▶ [Supplied information]:
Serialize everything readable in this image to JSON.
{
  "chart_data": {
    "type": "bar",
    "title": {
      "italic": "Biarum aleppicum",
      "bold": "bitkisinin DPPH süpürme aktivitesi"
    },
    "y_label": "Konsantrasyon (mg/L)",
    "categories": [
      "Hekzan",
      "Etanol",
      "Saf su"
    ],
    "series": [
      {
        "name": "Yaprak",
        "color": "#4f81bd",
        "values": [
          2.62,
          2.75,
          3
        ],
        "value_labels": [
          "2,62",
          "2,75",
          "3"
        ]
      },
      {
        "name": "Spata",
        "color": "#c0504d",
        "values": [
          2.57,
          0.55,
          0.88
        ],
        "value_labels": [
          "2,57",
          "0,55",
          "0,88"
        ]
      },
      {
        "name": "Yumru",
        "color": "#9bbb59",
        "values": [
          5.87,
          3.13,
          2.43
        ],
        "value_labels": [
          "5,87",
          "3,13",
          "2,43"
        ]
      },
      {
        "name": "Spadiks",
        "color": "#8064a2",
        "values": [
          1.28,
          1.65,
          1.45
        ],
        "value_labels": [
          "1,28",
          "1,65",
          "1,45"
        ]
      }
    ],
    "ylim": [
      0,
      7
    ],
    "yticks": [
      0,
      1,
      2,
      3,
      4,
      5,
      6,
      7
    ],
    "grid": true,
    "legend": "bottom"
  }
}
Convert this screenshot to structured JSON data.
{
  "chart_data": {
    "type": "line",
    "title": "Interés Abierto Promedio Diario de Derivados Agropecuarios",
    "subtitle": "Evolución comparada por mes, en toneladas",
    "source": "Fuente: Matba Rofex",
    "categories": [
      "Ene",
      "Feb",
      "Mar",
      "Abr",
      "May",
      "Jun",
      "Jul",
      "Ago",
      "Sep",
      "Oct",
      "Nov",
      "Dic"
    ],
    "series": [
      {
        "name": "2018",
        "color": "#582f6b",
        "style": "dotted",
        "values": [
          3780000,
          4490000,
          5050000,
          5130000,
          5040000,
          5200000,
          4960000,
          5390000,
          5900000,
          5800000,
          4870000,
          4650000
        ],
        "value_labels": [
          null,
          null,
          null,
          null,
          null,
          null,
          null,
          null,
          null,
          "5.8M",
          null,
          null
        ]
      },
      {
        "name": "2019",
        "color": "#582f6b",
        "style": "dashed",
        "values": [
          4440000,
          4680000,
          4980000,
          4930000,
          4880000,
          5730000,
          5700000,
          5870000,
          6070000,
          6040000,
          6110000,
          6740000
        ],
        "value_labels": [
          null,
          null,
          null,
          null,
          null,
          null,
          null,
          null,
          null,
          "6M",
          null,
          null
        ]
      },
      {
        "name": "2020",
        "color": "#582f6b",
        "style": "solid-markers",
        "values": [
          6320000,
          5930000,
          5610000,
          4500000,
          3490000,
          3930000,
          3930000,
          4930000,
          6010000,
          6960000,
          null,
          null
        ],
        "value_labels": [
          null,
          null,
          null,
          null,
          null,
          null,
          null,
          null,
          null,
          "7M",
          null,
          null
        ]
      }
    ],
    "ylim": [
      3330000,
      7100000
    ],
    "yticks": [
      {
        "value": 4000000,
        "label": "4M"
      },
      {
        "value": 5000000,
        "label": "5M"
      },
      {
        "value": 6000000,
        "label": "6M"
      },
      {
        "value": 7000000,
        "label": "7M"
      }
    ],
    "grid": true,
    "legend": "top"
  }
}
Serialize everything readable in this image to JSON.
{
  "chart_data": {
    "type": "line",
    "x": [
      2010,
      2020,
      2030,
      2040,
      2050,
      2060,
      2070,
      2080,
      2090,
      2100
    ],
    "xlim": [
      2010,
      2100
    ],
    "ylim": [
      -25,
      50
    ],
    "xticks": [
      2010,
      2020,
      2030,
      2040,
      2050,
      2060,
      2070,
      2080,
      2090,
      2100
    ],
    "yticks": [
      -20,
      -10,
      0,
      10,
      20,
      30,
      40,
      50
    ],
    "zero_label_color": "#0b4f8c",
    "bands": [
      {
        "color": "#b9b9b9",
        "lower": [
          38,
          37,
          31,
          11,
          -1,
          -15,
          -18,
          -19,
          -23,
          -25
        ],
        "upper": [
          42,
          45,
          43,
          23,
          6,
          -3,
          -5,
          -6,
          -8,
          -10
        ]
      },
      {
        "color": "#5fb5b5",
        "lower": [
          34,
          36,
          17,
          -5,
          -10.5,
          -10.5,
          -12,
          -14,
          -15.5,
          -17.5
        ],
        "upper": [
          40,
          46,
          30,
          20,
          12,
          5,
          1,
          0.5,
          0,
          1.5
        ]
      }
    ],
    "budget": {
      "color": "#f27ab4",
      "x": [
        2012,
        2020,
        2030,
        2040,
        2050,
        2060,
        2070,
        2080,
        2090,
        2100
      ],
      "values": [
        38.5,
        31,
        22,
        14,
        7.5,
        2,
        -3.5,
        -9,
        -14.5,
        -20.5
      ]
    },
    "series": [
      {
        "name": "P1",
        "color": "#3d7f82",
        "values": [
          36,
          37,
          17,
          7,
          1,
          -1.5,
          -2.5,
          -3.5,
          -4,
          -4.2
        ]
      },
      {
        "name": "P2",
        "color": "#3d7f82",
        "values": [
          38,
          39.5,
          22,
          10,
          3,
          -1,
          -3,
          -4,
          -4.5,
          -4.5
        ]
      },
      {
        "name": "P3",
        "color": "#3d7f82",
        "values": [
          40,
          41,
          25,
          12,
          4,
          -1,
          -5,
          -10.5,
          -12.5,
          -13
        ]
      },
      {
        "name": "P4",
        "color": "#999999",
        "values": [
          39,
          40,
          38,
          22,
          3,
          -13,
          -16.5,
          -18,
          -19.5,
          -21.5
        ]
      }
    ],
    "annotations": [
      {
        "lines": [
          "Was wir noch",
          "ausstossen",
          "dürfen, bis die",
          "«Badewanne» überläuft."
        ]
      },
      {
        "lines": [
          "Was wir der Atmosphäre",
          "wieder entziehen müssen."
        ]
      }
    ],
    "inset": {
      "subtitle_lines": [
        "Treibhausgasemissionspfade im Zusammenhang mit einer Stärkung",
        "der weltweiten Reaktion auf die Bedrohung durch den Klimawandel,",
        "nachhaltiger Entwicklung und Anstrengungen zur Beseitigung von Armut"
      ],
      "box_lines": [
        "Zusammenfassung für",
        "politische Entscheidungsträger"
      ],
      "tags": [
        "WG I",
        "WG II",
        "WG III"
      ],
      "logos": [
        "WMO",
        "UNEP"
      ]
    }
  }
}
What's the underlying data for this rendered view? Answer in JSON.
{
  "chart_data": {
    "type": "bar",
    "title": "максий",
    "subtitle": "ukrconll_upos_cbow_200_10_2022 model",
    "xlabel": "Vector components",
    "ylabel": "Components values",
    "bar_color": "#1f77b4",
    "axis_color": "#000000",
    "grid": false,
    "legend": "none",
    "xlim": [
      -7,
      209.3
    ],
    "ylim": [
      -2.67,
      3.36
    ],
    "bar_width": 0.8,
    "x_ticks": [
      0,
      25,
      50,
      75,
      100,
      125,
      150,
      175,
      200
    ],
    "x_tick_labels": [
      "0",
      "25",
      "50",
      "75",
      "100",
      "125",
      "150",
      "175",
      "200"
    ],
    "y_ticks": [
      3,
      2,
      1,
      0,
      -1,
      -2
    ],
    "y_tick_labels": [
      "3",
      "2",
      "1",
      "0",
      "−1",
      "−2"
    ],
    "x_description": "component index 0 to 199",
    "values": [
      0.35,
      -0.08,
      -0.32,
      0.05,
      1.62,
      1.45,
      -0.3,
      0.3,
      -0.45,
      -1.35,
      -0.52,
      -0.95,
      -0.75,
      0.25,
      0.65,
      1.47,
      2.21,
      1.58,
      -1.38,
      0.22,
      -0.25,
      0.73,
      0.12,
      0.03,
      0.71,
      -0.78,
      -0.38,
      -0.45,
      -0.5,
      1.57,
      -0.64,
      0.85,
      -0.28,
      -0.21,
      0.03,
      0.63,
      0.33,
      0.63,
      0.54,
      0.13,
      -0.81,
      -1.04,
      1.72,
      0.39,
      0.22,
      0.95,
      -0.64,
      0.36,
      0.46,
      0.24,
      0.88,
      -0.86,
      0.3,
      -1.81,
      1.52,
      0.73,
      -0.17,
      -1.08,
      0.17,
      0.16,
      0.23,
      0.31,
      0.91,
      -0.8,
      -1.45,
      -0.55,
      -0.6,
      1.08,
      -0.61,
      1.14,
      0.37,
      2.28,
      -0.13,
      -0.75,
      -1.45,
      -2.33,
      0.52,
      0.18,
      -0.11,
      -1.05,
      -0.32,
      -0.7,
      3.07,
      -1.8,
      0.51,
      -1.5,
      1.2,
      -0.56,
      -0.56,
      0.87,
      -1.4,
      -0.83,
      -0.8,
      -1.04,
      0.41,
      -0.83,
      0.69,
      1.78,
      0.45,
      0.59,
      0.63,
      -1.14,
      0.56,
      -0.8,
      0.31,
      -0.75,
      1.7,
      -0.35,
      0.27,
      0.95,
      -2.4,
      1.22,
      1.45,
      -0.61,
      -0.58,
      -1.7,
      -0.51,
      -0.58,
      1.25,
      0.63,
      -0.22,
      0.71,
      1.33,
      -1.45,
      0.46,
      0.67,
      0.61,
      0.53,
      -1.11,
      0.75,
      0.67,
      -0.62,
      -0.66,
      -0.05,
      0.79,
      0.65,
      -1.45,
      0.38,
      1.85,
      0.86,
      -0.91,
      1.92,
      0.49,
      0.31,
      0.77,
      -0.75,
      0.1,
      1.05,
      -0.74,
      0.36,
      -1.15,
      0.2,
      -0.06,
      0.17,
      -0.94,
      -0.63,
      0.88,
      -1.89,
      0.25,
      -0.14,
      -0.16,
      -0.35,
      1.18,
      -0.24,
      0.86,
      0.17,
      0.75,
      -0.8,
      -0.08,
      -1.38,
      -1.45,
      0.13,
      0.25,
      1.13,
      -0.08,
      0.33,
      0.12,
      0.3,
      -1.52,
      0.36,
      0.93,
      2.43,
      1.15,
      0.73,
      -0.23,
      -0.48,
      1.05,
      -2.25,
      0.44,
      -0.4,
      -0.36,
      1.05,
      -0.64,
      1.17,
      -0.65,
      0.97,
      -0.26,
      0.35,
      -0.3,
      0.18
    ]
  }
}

▶ [What you are asked to do]: Scan the lines for the string "style". Pick out every line that has it.

▶ [Solution for this exercise]:
        "style": "dotted",
        "style": "dashed",
        "style": "solid-markers",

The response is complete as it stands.